§ **WRITTEN TASK**:
Reproduce all the entries exactly.

(Excerpt from a dataset)
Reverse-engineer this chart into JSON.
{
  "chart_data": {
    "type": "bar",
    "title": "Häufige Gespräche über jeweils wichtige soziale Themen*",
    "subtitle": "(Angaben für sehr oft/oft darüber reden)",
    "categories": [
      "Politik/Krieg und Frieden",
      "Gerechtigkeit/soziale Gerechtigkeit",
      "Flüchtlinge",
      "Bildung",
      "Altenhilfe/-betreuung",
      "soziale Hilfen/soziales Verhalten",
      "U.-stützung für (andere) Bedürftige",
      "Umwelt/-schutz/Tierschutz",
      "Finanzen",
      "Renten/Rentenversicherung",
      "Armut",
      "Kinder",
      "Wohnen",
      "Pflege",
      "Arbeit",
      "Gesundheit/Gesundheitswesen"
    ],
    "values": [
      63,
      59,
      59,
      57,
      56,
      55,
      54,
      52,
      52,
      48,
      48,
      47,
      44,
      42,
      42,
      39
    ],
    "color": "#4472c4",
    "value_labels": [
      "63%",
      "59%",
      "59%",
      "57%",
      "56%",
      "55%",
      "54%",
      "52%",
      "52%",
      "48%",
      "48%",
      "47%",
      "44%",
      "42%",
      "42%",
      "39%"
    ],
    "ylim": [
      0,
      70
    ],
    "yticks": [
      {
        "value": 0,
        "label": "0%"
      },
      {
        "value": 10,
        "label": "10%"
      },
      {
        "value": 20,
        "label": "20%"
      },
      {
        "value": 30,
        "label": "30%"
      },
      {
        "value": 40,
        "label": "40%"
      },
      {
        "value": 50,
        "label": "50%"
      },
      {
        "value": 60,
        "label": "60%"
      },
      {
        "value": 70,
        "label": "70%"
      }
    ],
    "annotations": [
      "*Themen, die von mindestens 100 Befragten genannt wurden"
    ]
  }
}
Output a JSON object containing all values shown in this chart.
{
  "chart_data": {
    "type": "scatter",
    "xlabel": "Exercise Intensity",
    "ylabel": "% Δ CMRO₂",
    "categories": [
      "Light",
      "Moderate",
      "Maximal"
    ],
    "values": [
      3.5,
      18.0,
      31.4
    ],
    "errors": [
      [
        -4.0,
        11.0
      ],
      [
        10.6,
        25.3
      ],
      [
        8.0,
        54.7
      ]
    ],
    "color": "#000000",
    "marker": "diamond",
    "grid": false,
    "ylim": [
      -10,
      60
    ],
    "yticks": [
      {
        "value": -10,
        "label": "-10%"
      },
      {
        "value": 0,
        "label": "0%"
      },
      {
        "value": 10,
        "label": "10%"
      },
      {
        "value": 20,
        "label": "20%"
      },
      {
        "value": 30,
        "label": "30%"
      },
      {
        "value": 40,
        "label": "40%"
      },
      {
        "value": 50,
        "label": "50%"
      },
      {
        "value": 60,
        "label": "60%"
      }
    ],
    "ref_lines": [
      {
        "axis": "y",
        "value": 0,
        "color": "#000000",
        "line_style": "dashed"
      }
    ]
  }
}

§ **EXERCISE RESULT**:
Reverse-engineer this chart into JSON.
{
  "chart_data": {
    "type": "bar",
    "title": "Häufige Gespräche über jeweils wichtige soziale Themen*",
    "subtitle": "(Angaben für sehr oft/oft darüber reden)",
    "categories": [
      "Politik/Krieg und Frieden",
      "Gerechtigkeit/soziale Gerechtigkeit",
      "Flüchtlinge",
      "Bildung",
      "Altenhilfe/-betreuung",
      "soziale Hilfen/soziales Verhalten",
      "U.-stützung für (andere) Bedürftige",
      "Umwelt/-schutz/Tierschutz",
      "Finanzen",
      "Renten/Rentenversicherung",
      "Armut",
      "Kinder",
      "Wohnen",
      "Pflege",
      "Arbeit",
      "Gesundheit/Gesundheitswesen"
    ],
    "values": [
      63,
      59,
      59,
      57,
      56,
      55,
      54,
      52,
      52,
      48,
      48,
      47,
      44,
      42,
      42,
      39
    ],
    "color": "#4472c4",
    "value_labels": [
      "63%",
      "59%",
      "59%",
      "57%",
      "56%",
      "55%",
      "54%",
      "52%",
      "52%",
      "48%",
      "48%",
      "47%",
      "44%",
      "42%",
      "42%",
      "39%"
    ],
    "ylim": [
      0,
      70
    ],
    "yticks": [
      {
        "value": 0,
        "label": "0%"
      },
      {
        "value": 10,
        "label": "10%"
      },
      {
        "value": 20,
        "label": "20%"
      },
      {
        "value": 30,
        "label": "30%"
      },
      {
        "value": 40,
        "label": "40%"
      },
      {
        "value": 50,
        "label": "50%"
      },
      {
        "value": 60,
        "label": "60%"
      },
      {
        "value": 70,
        "label": "70%"
      }
    ],
    "annotations": [
      "*Themen, die von mindestens 100 Befragten genannt wurden"
    ]
  }
}
Output a JSON object containing all values shown in this chart.
{
  "chart_data": {
    "type": "scatter",
    "xlabel": "Exercise Intensity",
    "ylabel": "% Δ CMRO₂",
    "categories": [
      "Light",
      "Moderate",
      "Maximal"
    ],
    "values": [
      3.5,
      18.0,
      31.4
    ],
    "errors": [
      [
        -4.0,
        11.0
      ],
      [
        10.6,
        25.3
      ],
      [
        8.0,
        54.7
      ]
    ],
    "color": "#000000",
    "marker": "diamond",
    "grid": false,
    "ylim": [
      -10,
      60
    ],
    "yticks": [
      {
        "value": -10,
        "label": "-10%"
      },
      {
        "value": 0,
        "label": "0%"
      },
      {
        "value": 10,
        "label": "10%"
      },
      {
        "value": 20,
        "label": "20%"
      },
      {
        "value": 30,
        "label": "30%"
      },
      {
        "value": 40,
        "label": "40%"
      },
      {
        "value": 50,
        "label": "50%"
      },
      {
        "value": 60,
        "label": "60%"
      }
    ],
    "ref_lines": [
      {
        "axis": "y",
        "value": 0,
        "color": "#000000",
        "line_style": "dashed"
      }
    ]
  }
}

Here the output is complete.